## Short problem
Can you find the lines of the listing that include "step" and copy every one?

## Records for processing
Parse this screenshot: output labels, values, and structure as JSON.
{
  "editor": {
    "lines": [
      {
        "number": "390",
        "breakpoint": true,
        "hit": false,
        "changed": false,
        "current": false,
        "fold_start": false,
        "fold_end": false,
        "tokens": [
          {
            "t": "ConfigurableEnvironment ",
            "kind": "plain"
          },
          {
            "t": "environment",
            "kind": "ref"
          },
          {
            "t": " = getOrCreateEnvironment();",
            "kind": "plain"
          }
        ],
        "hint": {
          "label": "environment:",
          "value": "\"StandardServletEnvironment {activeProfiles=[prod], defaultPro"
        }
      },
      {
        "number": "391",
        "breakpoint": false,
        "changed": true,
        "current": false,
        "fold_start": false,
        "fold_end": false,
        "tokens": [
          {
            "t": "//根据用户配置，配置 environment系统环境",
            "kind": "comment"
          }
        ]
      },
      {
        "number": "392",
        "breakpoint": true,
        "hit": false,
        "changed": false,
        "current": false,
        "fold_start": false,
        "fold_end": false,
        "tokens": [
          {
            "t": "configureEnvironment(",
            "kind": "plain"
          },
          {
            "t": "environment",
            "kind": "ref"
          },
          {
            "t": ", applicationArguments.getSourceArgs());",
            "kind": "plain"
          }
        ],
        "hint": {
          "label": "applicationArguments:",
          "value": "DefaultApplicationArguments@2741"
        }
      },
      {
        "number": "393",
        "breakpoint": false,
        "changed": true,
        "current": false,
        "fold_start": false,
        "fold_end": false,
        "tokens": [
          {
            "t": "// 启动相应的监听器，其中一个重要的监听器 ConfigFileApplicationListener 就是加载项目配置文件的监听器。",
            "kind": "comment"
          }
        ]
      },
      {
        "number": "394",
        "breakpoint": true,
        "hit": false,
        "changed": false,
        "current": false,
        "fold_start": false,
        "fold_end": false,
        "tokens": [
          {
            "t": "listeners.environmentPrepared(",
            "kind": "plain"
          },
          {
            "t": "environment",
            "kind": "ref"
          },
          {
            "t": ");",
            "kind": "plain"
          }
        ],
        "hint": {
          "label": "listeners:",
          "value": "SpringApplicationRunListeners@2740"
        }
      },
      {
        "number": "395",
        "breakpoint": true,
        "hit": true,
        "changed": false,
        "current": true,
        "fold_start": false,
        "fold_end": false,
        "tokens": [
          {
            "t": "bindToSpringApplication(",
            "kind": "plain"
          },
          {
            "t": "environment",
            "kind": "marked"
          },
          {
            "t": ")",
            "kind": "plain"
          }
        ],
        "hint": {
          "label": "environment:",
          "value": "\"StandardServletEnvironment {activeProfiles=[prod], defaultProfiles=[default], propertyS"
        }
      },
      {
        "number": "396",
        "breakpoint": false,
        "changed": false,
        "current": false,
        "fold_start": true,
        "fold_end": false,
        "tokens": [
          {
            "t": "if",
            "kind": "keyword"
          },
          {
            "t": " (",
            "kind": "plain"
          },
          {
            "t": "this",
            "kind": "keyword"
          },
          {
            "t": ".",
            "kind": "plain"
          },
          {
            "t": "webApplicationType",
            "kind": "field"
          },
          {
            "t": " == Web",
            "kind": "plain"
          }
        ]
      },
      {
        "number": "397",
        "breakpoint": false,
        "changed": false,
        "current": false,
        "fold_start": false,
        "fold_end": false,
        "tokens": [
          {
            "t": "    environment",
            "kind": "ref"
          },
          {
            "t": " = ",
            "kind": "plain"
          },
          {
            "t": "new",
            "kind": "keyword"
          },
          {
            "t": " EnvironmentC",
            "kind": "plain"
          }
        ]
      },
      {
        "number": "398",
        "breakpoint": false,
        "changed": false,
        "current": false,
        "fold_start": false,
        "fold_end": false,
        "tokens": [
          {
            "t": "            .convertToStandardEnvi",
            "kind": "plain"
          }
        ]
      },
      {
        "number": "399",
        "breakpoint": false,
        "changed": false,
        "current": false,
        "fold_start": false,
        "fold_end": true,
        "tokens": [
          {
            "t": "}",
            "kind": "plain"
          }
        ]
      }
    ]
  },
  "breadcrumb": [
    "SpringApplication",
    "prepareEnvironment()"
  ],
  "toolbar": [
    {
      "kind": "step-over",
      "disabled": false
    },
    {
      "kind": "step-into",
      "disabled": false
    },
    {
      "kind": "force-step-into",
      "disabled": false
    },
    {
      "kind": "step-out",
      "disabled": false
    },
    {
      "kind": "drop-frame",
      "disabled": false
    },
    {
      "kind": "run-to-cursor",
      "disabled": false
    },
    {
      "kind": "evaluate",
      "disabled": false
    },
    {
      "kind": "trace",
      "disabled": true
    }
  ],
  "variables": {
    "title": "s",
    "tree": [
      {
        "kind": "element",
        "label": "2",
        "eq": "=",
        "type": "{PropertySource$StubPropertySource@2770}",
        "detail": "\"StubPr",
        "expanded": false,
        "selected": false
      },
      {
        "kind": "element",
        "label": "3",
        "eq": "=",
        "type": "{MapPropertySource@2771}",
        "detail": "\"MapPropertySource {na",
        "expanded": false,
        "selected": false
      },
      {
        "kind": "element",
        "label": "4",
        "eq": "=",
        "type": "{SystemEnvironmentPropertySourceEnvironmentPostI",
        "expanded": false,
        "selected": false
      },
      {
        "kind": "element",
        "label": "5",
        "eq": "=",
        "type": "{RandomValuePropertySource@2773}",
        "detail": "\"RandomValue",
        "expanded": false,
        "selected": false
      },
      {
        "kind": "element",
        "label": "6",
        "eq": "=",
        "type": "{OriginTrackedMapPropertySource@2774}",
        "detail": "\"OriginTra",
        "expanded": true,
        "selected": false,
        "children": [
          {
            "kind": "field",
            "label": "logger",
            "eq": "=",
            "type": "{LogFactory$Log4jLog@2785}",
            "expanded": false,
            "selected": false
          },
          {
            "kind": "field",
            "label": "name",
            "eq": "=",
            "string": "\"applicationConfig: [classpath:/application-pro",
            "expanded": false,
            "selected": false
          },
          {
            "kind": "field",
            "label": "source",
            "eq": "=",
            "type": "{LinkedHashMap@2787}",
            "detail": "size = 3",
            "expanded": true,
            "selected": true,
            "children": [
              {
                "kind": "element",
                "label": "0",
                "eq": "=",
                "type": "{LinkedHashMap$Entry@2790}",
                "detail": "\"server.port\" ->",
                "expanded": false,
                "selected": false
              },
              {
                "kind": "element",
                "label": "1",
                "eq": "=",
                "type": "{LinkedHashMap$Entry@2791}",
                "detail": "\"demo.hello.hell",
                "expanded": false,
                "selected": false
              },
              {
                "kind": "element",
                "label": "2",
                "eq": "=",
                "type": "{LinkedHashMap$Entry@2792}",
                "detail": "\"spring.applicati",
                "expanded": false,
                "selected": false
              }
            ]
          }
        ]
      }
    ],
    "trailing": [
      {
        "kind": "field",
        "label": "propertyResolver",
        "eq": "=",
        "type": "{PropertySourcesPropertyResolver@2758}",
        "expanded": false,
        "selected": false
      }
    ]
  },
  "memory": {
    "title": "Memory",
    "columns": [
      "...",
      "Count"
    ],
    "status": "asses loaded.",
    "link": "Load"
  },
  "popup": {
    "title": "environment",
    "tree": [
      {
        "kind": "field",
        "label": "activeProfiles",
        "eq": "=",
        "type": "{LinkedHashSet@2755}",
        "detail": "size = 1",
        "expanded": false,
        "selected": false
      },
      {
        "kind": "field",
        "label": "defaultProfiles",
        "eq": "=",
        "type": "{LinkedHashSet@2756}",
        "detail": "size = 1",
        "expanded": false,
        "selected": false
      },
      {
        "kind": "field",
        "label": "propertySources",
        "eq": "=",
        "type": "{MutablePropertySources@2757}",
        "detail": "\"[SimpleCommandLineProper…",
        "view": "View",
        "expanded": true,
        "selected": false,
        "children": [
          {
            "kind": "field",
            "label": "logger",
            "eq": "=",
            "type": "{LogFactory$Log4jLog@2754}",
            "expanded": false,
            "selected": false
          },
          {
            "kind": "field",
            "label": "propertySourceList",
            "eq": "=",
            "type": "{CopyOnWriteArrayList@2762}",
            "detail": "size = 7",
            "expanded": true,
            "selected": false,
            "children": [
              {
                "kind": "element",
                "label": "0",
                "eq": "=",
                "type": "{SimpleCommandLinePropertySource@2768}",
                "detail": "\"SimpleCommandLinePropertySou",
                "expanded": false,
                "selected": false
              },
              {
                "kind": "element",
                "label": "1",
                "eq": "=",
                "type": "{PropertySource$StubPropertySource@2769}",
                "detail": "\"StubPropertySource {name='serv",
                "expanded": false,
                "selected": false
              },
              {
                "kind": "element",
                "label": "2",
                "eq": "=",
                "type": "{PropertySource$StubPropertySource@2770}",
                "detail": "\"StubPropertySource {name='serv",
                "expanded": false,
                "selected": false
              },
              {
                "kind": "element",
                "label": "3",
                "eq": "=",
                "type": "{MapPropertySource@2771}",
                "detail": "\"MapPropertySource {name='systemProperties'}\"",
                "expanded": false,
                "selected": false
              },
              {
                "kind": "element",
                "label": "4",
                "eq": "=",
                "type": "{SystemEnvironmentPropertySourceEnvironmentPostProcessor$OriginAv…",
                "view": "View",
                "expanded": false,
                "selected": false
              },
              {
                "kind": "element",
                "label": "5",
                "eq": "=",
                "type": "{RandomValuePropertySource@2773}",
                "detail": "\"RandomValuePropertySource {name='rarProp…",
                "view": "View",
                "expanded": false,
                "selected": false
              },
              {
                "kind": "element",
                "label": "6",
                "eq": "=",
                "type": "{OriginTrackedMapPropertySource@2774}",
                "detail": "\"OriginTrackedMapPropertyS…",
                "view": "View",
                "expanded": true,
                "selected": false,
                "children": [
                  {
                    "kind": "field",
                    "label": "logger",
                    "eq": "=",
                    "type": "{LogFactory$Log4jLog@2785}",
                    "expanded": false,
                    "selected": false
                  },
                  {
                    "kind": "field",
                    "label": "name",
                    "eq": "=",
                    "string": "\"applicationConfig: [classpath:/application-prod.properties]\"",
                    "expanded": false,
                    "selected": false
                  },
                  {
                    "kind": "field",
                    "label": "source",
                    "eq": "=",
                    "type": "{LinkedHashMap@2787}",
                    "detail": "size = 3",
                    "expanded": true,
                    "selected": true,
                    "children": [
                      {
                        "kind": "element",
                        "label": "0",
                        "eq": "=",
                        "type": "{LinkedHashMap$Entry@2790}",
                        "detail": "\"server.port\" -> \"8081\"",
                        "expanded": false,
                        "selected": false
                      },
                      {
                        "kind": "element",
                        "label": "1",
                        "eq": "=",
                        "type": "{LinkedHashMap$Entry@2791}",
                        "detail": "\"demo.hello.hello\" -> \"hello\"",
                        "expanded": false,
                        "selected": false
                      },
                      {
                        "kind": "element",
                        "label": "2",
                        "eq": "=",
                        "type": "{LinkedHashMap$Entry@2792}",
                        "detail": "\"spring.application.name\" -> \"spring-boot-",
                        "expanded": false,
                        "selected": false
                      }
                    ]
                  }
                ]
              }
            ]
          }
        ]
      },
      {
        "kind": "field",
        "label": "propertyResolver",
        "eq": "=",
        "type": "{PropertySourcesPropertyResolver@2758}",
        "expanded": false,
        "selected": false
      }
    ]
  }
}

## Exercise answer
      "kind": "step-over",
      "kind": "step-into",
      "kind": "force-step-into",
      "kind": "step-out",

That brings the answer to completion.